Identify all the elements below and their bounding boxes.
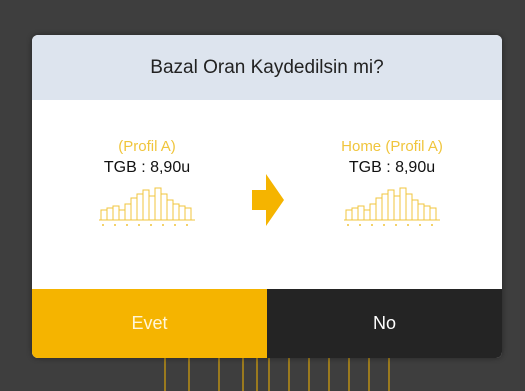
source-profile-name: (Profil A) [118, 138, 176, 155]
no-button[interactable]: No [267, 289, 502, 358]
save-basal-rate-dialog: Bazal Oran Kaydedilsin mi? (Profil A) TG… [32, 35, 502, 358]
yes-button[interactable]: Evet [32, 289, 267, 358]
basal-profile-chart-icon [344, 187, 440, 226]
source-profile-tgb: TGB : 8,90u [103, 159, 191, 176]
dialog-header: Bazal Oran Kaydedilsin mi? [32, 35, 502, 100]
source-profile: (Profil A) TGB : 8,90u [72, 138, 222, 228]
basal-profile-chart-icon [99, 187, 195, 226]
arrow-right-icon [252, 174, 284, 226]
dialog-content: (Profil A) TGB : 8,90u Home (Profil A) T… [32, 100, 502, 289]
dialog-title: Bazal Oran Kaydedilsin mi? [150, 56, 384, 78]
target-profile-tgb: TGB : 8,90u [348, 159, 436, 176]
dialog-buttons: Evet No [32, 289, 502, 358]
target-profile-name: Home (Profil A) [341, 138, 443, 155]
target-profile: Home (Profil A) TGB : 8,90u [317, 138, 467, 228]
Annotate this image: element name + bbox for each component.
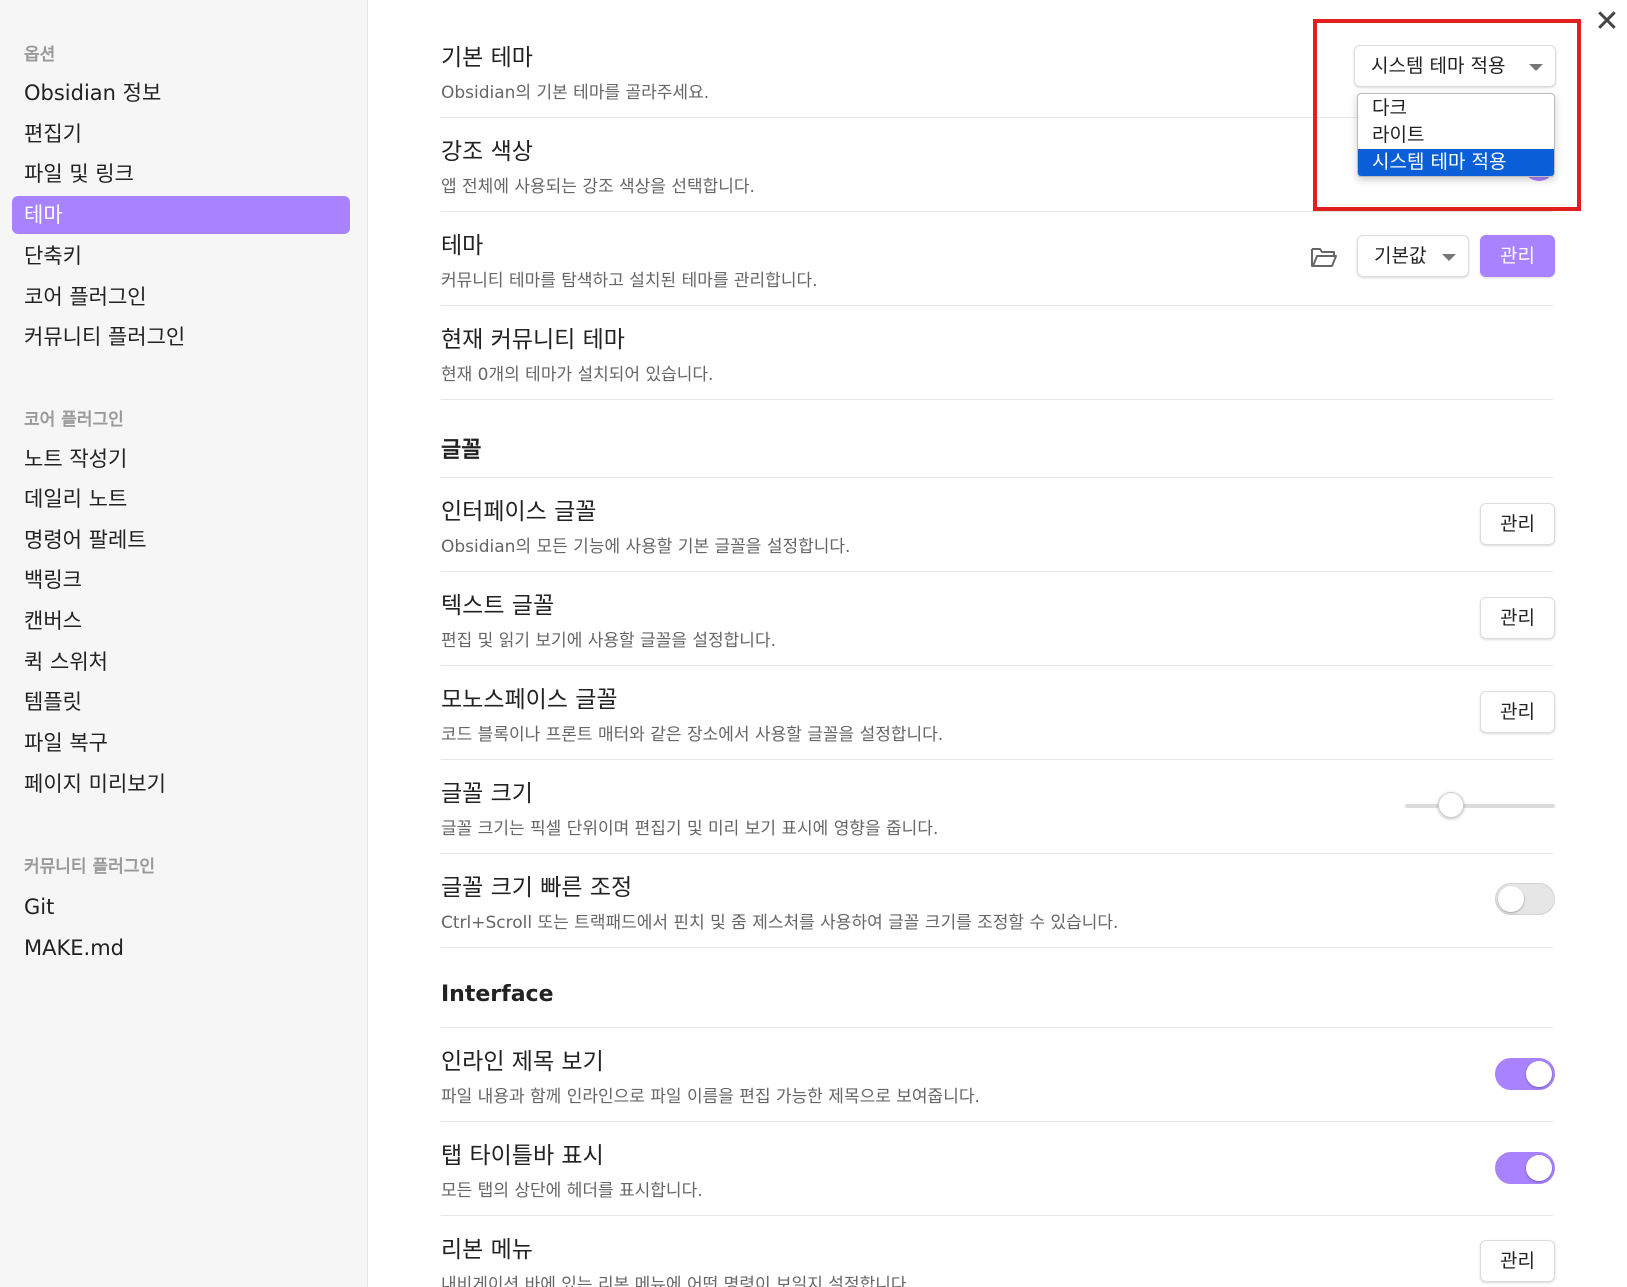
- sidebar-item-backlinks[interactable]: 백링크: [12, 561, 350, 599]
- settings-sidebar: 옵션 Obsidian 정보 편집기 파일 및 링크 테마 단축키 코어 플러그…: [0, 0, 368, 1287]
- setting-description: 코드 블록이나 프론트 매터와 같은 장소에서 사용할 글꼴을 설정합니다.: [441, 725, 944, 745]
- setting-name: 인라인 제목 보기: [441, 1049, 604, 1075]
- setting-interface-font: 인터페이스 글꼴 Obsidian의 모든 기능에 사용할 기본 글꼴을 설정합…: [441, 478, 1553, 572]
- sidebar-item-daily-notes[interactable]: 데일리 노트: [12, 480, 350, 518]
- setting-name: 강조 색상: [441, 139, 533, 165]
- setting-current-theme: 현재 커뮤니티 테마 현재 0개의 테마가 설치되어 있습니다.: [441, 306, 1553, 400]
- settings-window: 옵션 Obsidian 정보 편집기 파일 및 링크 테마 단축키 코어 플러그…: [0, 0, 1627, 1287]
- setting-description: 파일 내용과 함께 인라인으로 파일 이름을 편집 가능한 제목으로 보여줍니다…: [441, 1087, 980, 1107]
- setting-description: 현재 0개의 테마가 설치되어 있습니다.: [441, 365, 714, 385]
- text-font-manage-button[interactable]: 관리: [1480, 597, 1555, 639]
- font-size-slider-thumb[interactable]: [1438, 792, 1464, 818]
- sidebar-item-appearance[interactable]: 테마: [12, 196, 350, 234]
- sidebar-item-command-palette[interactable]: 명령어 팔레트: [12, 521, 350, 559]
- setting-description: 모든 탭의 상단에 헤더를 표시합니다.: [441, 1181, 703, 1201]
- monospace-font-manage-button[interactable]: 관리: [1480, 691, 1555, 733]
- setting-name: 모노스페이스 글꼴: [441, 687, 618, 713]
- sidebar-item-page-preview[interactable]: 페이지 미리보기: [12, 765, 350, 803]
- setting-name: 텍스트 글꼴: [441, 593, 555, 619]
- sidebar-item-core-plugins[interactable]: 코어 플러그인: [12, 278, 350, 316]
- setting-description: 편집 및 읽기 보기에 사용할 글꼴을 설정합니다.: [441, 631, 776, 651]
- setting-name: 리본 메뉴: [441, 1237, 533, 1263]
- base-theme-select[interactable]: 시스템 테마 적용: [1354, 45, 1556, 87]
- font-size-slider[interactable]: [1405, 804, 1555, 808]
- toggle-knob: [1526, 1155, 1552, 1181]
- setting-description: 글꼴 크기는 픽셀 단위이며 편집기 및 미리 보기 표시에 영향을 줍니다.: [441, 819, 939, 839]
- manage-themes-button[interactable]: 관리: [1480, 235, 1555, 277]
- setting-name: 탭 타이틀바 표시: [441, 1143, 604, 1169]
- setting-description: 앱 전체에 사용되는 강조 색상을 선택합니다.: [441, 177, 755, 197]
- chevron-down-icon: [1442, 254, 1456, 261]
- section-heading-fonts: 글꼴: [441, 418, 1553, 478]
- base-theme-dropdown-list: 다크 라이트 시스템 테마 적용: [1357, 93, 1555, 177]
- ribbon-menu-manage-button[interactable]: 관리: [1480, 1240, 1555, 1282]
- sidebar-item-make-md[interactable]: MAKE.md: [12, 929, 350, 967]
- sidebar-item-git[interactable]: Git: [12, 888, 350, 926]
- setting-description: Obsidian의 모든 기능에 사용할 기본 글꼴을 설정합니다.: [441, 537, 851, 557]
- sidebar-item-quick-switcher[interactable]: 퀵 스위처: [12, 643, 350, 681]
- sidebar-item-note-composer[interactable]: 노트 작성기: [12, 440, 350, 478]
- sidebar-heading-core-plugins: 코어 플러그인: [24, 410, 124, 430]
- dropdown-option-system[interactable]: 시스템 테마 적용: [1358, 149, 1554, 176]
- setting-name: 인터페이스 글꼴: [441, 499, 597, 525]
- sidebar-item-about[interactable]: Obsidian 정보: [12, 74, 350, 112]
- toggle-knob: [1526, 1061, 1552, 1087]
- setting-description: 커뮤니티 테마를 탐색하고 설치된 테마를 관리합니다.: [441, 271, 818, 291]
- setting-inline-title: 인라인 제목 보기 파일 내용과 함께 인라인으로 파일 이름을 편집 가능한 …: [441, 1028, 1553, 1122]
- sidebar-item-templates[interactable]: 템플릿: [12, 683, 350, 721]
- sidebar-item-hotkeys[interactable]: 단축키: [12, 237, 350, 275]
- setting-name: 테마: [441, 233, 484, 259]
- setting-name: 글꼴 크기: [441, 781, 533, 807]
- dropdown-option-light[interactable]: 라이트: [1358, 122, 1554, 149]
- sidebar-heading-community-plugins: 커뮤니티 플러그인: [24, 857, 156, 877]
- inline-title-toggle[interactable]: [1495, 1058, 1555, 1090]
- dropdown-option-dark[interactable]: 다크: [1358, 95, 1554, 122]
- sidebar-item-files-links[interactable]: 파일 및 링크: [12, 155, 350, 193]
- folder-open-icon[interactable]: [1310, 245, 1338, 269]
- setting-name: 기본 테마: [441, 45, 533, 71]
- sidebar-item-community-plugins[interactable]: 커뮤니티 플러그인: [12, 318, 350, 356]
- setting-name: 글꼴 크기 빠른 조정: [441, 875, 633, 901]
- setting-ribbon-menu: 리본 메뉴 내비게이션 바에 있는 리본 메뉴에 어떤 명령이 보일지 설정합니…: [441, 1216, 1553, 1287]
- section-heading-interface: Interface: [441, 968, 1553, 1028]
- setting-description: Obsidian의 기본 테마를 골라주세요.: [441, 83, 710, 103]
- quick-font-size-toggle[interactable]: [1495, 883, 1555, 915]
- chevron-down-icon: [1529, 64, 1543, 71]
- setting-description: 내비게이션 바에 있는 리본 메뉴에 어떤 명령이 보일지 설정합니다: [441, 1275, 907, 1287]
- theme-select[interactable]: 기본값: [1357, 235, 1469, 277]
- sidebar-item-editor[interactable]: 편집기: [12, 115, 350, 153]
- spacer: [441, 400, 1553, 401]
- close-icon[interactable]: ✕: [1593, 7, 1621, 37]
- base-theme-select-value: 시스템 테마 적용: [1371, 55, 1506, 77]
- sidebar-heading-options: 옵션: [24, 45, 56, 65]
- sidebar-item-file-recovery[interactable]: 파일 복구: [12, 724, 350, 762]
- setting-monospace-font: 모노스페이스 글꼴 코드 블록이나 프론트 매터와 같은 장소에서 사용할 글꼴…: [441, 666, 1553, 760]
- section-title: 글꼴: [441, 438, 482, 463]
- setting-font-size: 글꼴 크기 글꼴 크기는 픽셀 단위이며 편집기 및 미리 보기 표시에 영향을…: [441, 760, 1553, 854]
- setting-tab-title-bar: 탭 타이틀바 표시 모든 탭의 상단에 헤더를 표시합니다.: [441, 1122, 1553, 1216]
- setting-text-font: 텍스트 글꼴 편집 및 읽기 보기에 사용할 글꼴을 설정합니다.: [441, 572, 1553, 666]
- sidebar-item-canvas[interactable]: 캔버스: [12, 602, 350, 640]
- toggle-knob: [1498, 886, 1524, 912]
- theme-select-value: 기본값: [1374, 245, 1427, 267]
- setting-quick-font-size: 글꼴 크기 빠른 조정 Ctrl+Scroll 또는 트랙패드에서 핀치 및 줌…: [441, 854, 1553, 948]
- tab-title-bar-toggle[interactable]: [1495, 1152, 1555, 1184]
- setting-name: 현재 커뮤니티 테마: [441, 327, 625, 353]
- setting-description: Ctrl+Scroll 또는 트랙패드에서 핀치 및 줌 제스처를 사용하여 글…: [441, 913, 1119, 933]
- section-title: Interface: [441, 982, 554, 1007]
- interface-font-manage-button[interactable]: 관리: [1480, 503, 1555, 545]
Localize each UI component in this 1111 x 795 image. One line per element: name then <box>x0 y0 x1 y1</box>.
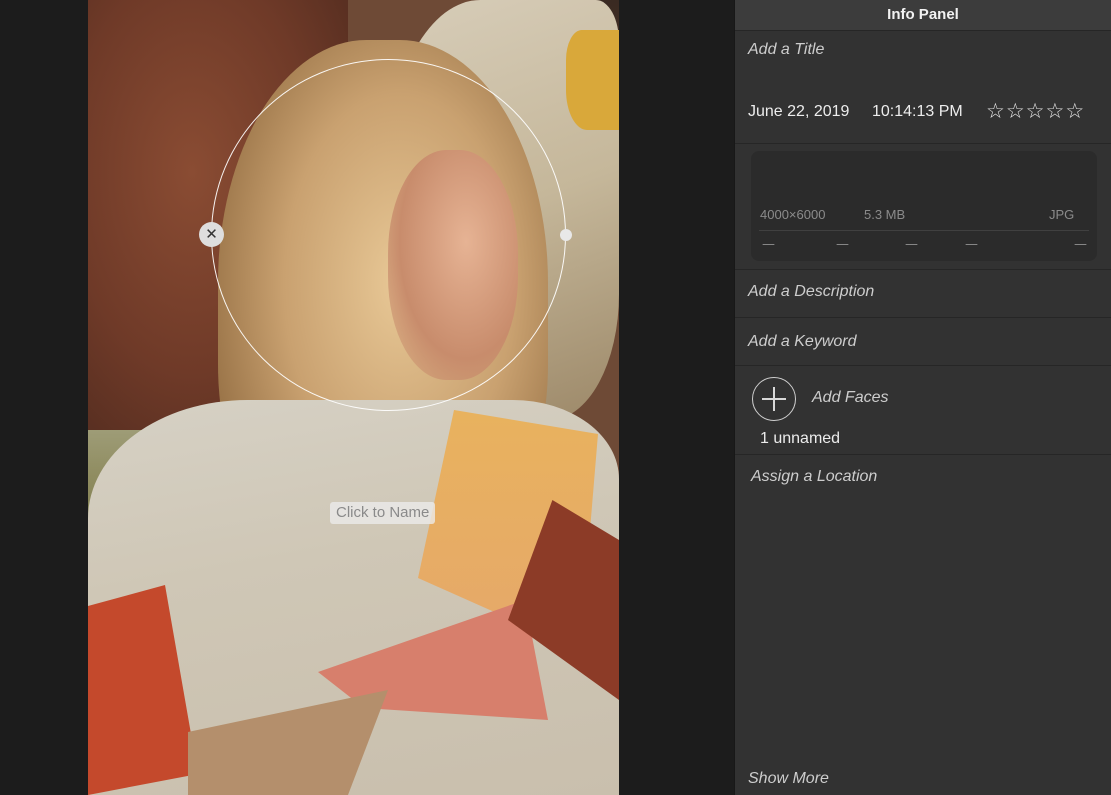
add-faces-button[interactable]: Add Faces <box>812 389 888 407</box>
panel-title: Info Panel <box>735 0 1111 31</box>
remove-face-icon[interactable]: ✕ <box>199 222 224 247</box>
star-2-icon[interactable]: ☆ <box>1006 99 1026 123</box>
metadata-divider <box>759 230 1089 231</box>
add-title-field[interactable]: Add a Title <box>748 41 824 59</box>
divider <box>735 269 1111 270</box>
unnamed-faces-count[interactable]: 1 unnamed <box>760 430 840 448</box>
photo-viewer: ✕ Click to Name <box>0 0 734 795</box>
star-1-icon[interactable]: ☆ <box>986 99 1006 123</box>
metadata-box: 4000×6000 5.3 MB JPG — — — — — <box>751 151 1097 261</box>
metadata-dash: — <box>1074 237 1087 252</box>
metadata-dash: — <box>905 237 918 252</box>
metadata-dash: — <box>762 237 775 252</box>
photo-date: June 22, 2019 <box>748 103 850 120</box>
click-to-name-tag[interactable]: Click to Name <box>330 502 436 524</box>
show-more-link[interactable]: Show More <box>748 770 829 788</box>
divider <box>735 365 1111 366</box>
metadata-dash: — <box>965 237 978 252</box>
divider <box>735 143 1111 144</box>
divider <box>735 317 1111 318</box>
star-rating[interactable]: ☆☆☆☆☆ <box>986 99 1085 123</box>
image-dimensions: 4000×6000 <box>760 207 826 222</box>
star-3-icon[interactable]: ☆ <box>1026 99 1046 123</box>
metadata-dash: — <box>836 237 849 252</box>
add-description-field[interactable]: Add a Description <box>748 283 874 301</box>
divider <box>735 454 1111 455</box>
photo-time: 10:14:13 PM <box>872 103 963 120</box>
plus-circle-icon[interactable] <box>752 377 796 421</box>
info-panel: Info Panel Add a Title June 22, 2019 10:… <box>734 0 1111 795</box>
sleeve-yellow-patch <box>566 30 619 130</box>
star-5-icon[interactable]: ☆ <box>1065 99 1085 123</box>
star-4-icon[interactable]: ☆ <box>1045 99 1065 123</box>
face-detection-circle[interactable] <box>211 59 566 411</box>
face-resize-handle[interactable] <box>560 229 572 241</box>
file-format: JPG <box>1049 207 1075 222</box>
file-size: 5.3 MB <box>864 207 906 222</box>
add-keyword-field[interactable]: Add a Keyword <box>748 333 857 351</box>
assign-location-field[interactable]: Assign a Location <box>751 468 877 486</box>
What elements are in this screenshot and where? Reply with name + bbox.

========================

What you need to do:
Please list each line in the entries above that contains the word "Home".

Result of the exercise:
dialog-content: (Profil A) TGB : 8,90u Home (Profil A) T… [32, 100, 502, 289]
target-profile-name: Home (Profil A) [341, 138, 443, 155]
target-profile: Home (Profil A) TGB : 8,90u [317, 138, 467, 228]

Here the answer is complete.